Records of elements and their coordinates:
####################

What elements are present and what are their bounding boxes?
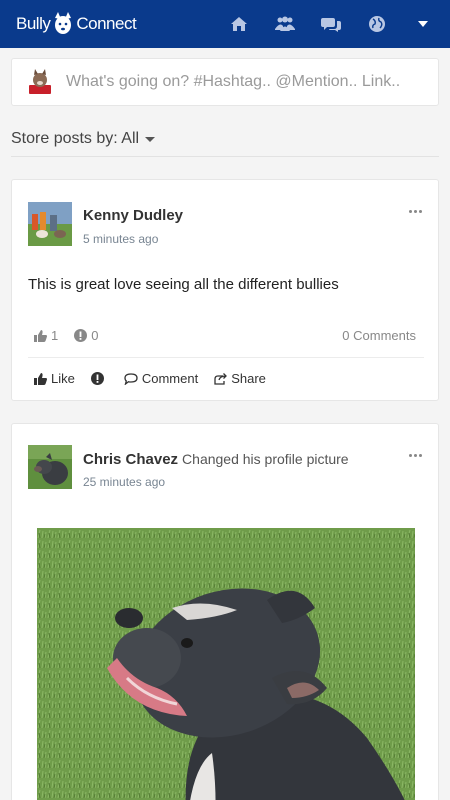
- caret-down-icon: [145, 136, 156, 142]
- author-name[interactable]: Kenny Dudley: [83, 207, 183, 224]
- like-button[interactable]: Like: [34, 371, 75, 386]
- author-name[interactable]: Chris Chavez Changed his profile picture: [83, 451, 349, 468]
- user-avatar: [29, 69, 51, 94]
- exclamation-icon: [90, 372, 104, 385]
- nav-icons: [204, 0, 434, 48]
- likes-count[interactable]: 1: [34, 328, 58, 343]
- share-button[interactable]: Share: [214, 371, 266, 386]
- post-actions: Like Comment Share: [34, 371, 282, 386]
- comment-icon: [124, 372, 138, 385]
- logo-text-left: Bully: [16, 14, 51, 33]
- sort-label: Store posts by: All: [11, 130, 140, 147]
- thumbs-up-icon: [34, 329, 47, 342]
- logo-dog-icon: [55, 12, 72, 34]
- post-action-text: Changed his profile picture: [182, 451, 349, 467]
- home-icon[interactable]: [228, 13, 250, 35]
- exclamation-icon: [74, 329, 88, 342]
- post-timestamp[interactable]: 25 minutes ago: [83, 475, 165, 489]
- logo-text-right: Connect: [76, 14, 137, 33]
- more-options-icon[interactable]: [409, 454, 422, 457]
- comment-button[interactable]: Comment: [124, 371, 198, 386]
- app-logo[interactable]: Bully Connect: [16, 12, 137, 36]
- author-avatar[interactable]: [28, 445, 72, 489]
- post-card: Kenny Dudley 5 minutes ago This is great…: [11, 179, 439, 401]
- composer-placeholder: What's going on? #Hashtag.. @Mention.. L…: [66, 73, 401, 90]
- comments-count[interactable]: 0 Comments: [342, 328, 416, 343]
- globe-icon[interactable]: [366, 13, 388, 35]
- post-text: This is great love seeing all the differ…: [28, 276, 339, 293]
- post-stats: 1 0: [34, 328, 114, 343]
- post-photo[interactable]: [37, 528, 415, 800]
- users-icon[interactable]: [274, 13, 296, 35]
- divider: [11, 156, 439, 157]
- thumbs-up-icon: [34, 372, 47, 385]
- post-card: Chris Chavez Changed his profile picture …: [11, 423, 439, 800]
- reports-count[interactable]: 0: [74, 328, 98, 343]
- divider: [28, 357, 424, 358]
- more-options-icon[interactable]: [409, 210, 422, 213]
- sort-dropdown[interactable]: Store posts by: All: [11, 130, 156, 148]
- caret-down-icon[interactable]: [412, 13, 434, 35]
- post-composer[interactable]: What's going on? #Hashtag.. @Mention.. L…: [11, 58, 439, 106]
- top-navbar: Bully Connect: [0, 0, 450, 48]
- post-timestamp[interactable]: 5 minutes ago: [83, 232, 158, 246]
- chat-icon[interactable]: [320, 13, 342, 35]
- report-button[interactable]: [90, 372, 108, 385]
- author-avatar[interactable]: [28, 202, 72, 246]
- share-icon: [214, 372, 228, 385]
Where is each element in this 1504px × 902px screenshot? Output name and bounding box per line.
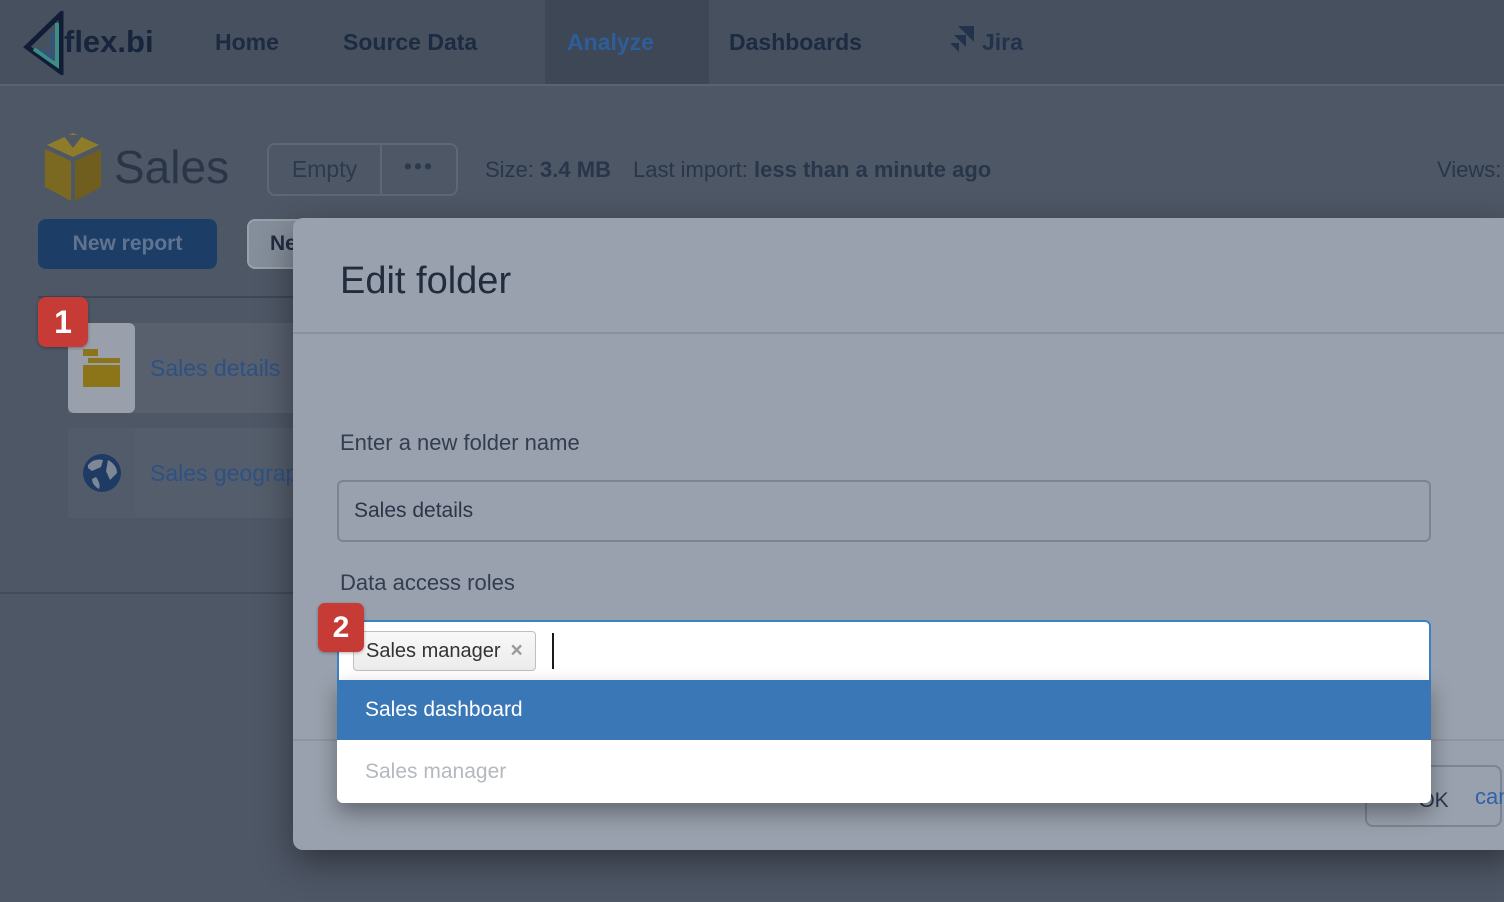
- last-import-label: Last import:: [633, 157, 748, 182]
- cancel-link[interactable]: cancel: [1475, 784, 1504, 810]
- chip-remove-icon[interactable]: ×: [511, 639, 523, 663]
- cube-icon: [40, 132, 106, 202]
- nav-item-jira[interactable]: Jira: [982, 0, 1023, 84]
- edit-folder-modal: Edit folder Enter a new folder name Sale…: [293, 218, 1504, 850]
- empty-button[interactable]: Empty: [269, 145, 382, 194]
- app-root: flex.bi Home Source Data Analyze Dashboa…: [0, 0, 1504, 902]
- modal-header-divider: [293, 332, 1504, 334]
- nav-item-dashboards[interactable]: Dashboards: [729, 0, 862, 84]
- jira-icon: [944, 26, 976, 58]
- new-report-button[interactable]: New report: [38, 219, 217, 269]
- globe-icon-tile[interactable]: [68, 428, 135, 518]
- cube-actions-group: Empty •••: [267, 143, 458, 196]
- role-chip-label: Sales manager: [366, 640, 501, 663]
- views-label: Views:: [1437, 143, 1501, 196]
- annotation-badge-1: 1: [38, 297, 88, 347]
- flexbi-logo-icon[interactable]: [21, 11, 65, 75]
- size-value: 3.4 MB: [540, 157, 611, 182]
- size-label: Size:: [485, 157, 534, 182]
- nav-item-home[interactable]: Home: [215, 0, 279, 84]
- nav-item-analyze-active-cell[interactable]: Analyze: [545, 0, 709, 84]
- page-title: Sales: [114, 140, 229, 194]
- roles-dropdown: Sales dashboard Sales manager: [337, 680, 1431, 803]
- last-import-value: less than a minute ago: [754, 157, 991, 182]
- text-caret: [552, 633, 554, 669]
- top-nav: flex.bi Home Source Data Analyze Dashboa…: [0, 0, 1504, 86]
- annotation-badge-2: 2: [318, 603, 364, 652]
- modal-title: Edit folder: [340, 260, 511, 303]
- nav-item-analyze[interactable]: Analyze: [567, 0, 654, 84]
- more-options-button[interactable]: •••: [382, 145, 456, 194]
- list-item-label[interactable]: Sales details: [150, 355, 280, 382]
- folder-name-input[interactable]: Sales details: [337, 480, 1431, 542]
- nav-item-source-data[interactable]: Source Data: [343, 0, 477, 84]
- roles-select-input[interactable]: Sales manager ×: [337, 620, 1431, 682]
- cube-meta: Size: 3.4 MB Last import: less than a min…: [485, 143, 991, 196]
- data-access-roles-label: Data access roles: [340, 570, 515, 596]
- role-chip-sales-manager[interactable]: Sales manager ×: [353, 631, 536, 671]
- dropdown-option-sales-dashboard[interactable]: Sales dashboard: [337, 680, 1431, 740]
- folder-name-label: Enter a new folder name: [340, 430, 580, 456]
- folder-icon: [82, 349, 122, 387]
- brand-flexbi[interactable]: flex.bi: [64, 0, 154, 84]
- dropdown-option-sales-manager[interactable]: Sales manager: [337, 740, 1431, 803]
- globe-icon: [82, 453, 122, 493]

####################

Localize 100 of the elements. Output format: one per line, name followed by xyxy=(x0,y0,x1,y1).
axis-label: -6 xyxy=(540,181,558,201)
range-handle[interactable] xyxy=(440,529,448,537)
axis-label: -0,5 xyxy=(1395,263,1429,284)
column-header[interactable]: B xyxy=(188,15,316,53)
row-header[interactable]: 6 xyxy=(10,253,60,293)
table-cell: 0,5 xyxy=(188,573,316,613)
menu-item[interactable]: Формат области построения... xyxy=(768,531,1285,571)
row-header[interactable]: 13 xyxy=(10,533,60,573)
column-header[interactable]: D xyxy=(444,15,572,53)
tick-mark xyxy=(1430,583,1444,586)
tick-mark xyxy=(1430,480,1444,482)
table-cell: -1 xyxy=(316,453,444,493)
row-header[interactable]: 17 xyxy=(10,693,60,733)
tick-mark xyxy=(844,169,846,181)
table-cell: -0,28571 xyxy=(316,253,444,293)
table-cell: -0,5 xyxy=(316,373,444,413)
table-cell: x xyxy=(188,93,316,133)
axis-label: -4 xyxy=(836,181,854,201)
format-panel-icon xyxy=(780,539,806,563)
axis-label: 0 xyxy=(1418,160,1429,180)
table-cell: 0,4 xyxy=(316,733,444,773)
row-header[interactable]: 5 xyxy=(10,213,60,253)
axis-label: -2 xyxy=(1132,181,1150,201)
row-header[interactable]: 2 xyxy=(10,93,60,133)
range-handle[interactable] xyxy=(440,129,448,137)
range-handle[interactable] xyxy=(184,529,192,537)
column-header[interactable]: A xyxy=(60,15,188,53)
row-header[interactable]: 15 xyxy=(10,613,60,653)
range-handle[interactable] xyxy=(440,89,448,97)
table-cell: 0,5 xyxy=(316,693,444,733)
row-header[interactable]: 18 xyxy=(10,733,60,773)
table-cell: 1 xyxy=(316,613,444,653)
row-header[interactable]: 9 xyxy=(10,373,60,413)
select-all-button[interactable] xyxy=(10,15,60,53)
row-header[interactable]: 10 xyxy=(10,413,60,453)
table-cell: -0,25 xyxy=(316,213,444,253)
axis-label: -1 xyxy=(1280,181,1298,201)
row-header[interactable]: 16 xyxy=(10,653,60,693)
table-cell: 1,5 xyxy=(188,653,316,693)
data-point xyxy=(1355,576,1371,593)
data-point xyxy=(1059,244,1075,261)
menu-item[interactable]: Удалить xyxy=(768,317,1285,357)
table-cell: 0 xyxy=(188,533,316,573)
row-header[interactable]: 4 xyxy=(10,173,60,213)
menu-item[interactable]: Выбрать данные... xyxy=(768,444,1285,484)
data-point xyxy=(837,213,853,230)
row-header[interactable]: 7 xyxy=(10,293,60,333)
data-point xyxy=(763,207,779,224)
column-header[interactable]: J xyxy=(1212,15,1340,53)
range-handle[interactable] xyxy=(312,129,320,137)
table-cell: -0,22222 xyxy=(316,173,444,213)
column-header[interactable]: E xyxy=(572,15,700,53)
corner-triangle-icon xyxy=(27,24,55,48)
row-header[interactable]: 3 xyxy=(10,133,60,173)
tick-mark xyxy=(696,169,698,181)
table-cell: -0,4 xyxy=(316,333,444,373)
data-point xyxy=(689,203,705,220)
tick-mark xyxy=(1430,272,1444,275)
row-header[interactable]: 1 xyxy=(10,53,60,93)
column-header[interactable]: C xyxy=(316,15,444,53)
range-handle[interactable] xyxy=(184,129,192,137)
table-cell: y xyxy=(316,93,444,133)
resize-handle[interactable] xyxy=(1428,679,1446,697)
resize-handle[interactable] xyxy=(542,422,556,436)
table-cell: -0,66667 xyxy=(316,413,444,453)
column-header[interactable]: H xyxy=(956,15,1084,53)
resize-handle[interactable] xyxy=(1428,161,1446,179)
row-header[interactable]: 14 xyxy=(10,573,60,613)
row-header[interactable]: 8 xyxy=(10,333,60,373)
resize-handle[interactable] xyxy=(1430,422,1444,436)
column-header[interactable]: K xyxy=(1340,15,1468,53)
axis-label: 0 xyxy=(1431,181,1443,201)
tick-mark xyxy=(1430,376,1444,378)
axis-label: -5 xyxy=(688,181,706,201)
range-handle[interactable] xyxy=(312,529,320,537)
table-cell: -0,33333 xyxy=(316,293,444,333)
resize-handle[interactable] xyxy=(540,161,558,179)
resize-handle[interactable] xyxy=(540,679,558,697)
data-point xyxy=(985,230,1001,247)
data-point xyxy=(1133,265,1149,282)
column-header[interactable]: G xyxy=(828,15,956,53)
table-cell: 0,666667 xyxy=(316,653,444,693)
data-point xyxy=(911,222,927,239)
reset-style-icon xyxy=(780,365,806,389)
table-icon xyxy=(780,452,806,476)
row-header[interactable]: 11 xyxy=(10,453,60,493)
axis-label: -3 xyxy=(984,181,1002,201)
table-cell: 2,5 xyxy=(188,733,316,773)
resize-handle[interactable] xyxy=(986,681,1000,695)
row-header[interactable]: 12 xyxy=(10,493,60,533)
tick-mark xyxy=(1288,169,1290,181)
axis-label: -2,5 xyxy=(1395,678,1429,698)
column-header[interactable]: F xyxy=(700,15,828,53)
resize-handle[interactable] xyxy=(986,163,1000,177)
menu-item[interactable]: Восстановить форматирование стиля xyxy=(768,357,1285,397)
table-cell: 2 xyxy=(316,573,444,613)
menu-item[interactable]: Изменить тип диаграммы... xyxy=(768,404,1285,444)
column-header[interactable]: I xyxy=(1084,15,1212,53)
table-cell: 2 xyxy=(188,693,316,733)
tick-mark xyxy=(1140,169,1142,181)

####################

Repeat word for word the rows in Block 1 that start with the line containing "- caret-down-icon: [145, 136, 156, 142]" and end with the line containing "- share-button[interactable]: Share: [214, 371, 266, 386]", including both of those lines.

=== Answer to the task ===
- caret-down-icon: [145, 136, 156, 142]
- author-name[interactable]: Kenny Dudley: [83, 207, 183, 224]
- like-button[interactable]: Like: [34, 371, 75, 386]
- author-name[interactable]: Chris Chavez Changed his profile picture: [83, 451, 349, 468]
- user-avatar: [29, 69, 51, 94]
- exclamation-icon: [90, 372, 104, 385]
- nav-icons: [204, 0, 434, 48]
- likes-count[interactable]: 1: [34, 328, 58, 343]
- share-button[interactable]: Share: [214, 371, 266, 386]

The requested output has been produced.